Excerpts from a figure dataset:

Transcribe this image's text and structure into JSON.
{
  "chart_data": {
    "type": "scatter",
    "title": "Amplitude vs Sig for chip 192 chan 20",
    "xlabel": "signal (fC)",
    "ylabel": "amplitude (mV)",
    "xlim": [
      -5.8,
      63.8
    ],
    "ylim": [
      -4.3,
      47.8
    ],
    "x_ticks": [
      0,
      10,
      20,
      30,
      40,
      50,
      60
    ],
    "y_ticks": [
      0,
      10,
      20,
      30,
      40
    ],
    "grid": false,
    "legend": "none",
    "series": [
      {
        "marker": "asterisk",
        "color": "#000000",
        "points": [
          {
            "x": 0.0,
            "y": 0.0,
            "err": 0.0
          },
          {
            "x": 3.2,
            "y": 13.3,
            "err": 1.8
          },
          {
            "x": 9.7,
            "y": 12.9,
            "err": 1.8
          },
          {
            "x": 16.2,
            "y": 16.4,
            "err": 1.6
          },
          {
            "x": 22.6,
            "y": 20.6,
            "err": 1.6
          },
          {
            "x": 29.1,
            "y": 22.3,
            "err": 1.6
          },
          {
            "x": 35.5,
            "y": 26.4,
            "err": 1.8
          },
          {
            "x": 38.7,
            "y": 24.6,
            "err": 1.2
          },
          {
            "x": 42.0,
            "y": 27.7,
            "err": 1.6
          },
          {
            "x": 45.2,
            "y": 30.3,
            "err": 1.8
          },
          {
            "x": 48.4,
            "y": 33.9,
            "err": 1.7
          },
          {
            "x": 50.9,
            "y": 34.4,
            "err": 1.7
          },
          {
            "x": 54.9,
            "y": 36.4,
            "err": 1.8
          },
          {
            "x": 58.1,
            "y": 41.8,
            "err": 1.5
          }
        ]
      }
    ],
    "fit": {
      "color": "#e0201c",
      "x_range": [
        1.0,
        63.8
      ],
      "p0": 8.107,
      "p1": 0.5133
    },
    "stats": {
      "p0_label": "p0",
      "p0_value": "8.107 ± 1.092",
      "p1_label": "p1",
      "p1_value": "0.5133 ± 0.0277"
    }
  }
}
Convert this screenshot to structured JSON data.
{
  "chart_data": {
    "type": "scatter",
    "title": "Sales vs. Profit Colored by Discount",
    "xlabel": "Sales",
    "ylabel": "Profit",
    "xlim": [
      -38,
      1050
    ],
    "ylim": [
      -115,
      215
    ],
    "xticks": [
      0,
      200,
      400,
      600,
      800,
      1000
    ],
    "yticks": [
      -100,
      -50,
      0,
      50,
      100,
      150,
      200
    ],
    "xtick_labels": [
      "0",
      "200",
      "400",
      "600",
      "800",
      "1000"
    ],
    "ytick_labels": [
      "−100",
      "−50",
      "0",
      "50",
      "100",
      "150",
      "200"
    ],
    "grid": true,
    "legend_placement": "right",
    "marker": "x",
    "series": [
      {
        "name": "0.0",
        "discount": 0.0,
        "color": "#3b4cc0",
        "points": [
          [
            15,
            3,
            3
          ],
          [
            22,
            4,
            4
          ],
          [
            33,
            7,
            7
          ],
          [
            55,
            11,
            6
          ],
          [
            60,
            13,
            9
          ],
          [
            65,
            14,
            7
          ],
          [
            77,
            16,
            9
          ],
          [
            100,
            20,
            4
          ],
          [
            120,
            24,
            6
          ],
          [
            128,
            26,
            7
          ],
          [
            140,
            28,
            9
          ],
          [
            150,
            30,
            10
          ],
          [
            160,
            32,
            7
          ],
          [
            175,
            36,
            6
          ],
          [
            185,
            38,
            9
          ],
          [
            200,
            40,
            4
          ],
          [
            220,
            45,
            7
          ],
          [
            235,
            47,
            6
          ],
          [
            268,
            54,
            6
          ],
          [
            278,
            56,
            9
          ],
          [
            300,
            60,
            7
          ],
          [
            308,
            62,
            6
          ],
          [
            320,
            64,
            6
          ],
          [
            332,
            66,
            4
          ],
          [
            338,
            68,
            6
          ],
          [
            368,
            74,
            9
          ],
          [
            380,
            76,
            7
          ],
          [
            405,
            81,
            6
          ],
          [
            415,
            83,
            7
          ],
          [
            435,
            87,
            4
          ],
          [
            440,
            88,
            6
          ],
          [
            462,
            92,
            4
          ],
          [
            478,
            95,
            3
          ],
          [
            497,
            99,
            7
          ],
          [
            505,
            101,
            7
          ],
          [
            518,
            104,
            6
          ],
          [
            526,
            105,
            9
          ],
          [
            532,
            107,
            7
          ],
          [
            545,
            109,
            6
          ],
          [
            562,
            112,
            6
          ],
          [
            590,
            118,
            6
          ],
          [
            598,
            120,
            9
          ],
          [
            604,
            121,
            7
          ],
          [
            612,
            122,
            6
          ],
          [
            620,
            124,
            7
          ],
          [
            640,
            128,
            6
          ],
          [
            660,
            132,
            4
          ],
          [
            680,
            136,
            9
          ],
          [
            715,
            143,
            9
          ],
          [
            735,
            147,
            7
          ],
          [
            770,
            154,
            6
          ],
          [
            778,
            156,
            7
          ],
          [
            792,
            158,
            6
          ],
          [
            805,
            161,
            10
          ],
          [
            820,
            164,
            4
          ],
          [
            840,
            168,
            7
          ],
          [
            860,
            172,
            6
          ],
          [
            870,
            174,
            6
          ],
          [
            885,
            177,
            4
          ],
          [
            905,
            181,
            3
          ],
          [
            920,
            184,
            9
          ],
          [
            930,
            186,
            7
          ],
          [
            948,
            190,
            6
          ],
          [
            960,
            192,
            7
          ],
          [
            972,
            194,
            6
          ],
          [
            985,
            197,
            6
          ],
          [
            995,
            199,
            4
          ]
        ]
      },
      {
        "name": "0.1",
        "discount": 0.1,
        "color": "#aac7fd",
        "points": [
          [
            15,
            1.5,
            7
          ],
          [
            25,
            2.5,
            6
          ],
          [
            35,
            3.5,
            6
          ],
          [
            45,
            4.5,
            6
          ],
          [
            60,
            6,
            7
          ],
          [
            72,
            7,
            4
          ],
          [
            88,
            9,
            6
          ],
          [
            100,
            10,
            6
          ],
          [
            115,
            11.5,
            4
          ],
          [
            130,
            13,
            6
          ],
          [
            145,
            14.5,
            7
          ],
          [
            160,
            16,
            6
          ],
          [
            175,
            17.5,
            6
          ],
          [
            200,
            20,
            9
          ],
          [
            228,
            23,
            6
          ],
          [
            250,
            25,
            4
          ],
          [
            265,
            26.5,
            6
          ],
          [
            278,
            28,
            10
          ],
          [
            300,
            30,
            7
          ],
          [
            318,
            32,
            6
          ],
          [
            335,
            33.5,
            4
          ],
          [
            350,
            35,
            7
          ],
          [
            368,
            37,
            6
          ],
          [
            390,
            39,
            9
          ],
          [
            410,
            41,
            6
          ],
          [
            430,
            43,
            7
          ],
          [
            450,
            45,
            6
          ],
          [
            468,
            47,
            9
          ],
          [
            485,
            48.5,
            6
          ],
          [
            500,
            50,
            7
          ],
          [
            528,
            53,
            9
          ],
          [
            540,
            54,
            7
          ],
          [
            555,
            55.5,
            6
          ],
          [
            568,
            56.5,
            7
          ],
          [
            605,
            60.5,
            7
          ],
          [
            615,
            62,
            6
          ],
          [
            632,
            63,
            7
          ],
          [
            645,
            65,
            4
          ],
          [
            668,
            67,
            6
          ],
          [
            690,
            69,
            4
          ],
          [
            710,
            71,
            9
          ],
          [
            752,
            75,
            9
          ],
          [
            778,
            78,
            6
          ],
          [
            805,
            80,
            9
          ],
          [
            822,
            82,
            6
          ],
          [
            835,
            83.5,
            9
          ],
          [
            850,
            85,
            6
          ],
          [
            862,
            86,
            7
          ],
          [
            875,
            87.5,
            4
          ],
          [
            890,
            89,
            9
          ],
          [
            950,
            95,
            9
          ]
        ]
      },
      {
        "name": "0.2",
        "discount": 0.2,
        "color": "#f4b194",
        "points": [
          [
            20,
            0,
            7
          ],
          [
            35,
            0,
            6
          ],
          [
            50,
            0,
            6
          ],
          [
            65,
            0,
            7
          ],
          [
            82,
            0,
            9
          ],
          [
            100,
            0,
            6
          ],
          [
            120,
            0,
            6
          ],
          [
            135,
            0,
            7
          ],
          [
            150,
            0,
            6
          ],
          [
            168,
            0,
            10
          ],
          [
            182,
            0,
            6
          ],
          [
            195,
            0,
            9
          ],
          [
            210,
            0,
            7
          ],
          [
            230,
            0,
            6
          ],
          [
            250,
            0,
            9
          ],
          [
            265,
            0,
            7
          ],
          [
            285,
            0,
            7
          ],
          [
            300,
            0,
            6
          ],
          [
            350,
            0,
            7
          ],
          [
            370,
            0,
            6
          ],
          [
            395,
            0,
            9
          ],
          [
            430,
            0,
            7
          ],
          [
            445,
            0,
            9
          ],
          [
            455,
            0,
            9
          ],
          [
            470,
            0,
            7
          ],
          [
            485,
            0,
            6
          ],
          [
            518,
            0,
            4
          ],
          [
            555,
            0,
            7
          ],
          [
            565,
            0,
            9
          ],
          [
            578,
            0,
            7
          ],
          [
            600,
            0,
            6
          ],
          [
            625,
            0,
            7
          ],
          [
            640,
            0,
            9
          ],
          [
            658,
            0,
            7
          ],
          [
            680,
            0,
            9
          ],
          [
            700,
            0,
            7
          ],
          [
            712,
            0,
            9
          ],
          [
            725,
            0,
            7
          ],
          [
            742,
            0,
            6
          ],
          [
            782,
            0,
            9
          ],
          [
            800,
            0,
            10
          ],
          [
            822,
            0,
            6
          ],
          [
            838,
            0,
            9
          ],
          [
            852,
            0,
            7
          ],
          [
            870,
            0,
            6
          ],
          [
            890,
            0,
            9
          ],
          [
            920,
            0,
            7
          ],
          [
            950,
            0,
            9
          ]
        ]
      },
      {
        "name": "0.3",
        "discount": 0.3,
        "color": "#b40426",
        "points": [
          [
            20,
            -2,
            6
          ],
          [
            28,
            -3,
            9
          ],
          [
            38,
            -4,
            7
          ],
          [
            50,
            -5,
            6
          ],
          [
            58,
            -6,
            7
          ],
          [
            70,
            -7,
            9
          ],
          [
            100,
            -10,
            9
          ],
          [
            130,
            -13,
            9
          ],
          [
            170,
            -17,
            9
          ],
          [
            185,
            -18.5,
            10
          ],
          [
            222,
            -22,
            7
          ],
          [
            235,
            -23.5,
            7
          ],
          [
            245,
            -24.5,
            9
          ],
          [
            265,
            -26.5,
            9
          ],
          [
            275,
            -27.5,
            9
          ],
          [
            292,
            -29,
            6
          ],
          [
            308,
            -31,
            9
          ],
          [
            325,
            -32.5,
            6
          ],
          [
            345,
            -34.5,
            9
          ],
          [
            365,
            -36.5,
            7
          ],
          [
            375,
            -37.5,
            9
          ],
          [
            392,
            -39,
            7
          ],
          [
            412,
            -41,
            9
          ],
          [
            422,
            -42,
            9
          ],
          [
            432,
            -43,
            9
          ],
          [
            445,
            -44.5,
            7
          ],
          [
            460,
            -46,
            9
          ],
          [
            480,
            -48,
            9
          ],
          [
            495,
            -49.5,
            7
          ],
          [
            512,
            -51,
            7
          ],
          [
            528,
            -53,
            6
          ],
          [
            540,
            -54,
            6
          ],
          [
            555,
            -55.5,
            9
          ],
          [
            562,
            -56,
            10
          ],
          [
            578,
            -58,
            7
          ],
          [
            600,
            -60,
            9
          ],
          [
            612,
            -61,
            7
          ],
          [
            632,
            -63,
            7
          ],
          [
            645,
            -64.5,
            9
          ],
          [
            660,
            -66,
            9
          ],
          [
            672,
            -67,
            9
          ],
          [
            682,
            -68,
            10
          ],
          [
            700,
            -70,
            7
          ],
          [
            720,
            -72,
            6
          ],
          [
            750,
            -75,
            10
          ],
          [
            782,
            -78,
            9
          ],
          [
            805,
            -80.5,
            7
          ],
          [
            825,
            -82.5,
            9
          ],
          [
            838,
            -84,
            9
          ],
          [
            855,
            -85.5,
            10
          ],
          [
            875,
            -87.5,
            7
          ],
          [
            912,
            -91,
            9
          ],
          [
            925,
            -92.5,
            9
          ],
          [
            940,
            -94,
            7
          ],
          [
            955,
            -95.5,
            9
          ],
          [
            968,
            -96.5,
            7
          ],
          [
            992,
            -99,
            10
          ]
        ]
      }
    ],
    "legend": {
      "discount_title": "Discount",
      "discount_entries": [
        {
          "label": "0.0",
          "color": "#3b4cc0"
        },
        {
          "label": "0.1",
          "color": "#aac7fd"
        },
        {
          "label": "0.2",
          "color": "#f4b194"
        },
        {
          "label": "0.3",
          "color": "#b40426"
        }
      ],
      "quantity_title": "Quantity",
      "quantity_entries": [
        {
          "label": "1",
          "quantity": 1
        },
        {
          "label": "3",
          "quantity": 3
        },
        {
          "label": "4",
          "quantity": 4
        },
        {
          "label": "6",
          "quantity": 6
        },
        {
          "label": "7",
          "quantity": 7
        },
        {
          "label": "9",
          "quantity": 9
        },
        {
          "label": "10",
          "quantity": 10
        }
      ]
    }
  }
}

◆ **Brief**:
Using the listing, copy every line where the word "JSON" shows up.

◆ **The solution**:
Transcribe this image's text and structure into JSON.
Convert this screenshot to structured JSON data.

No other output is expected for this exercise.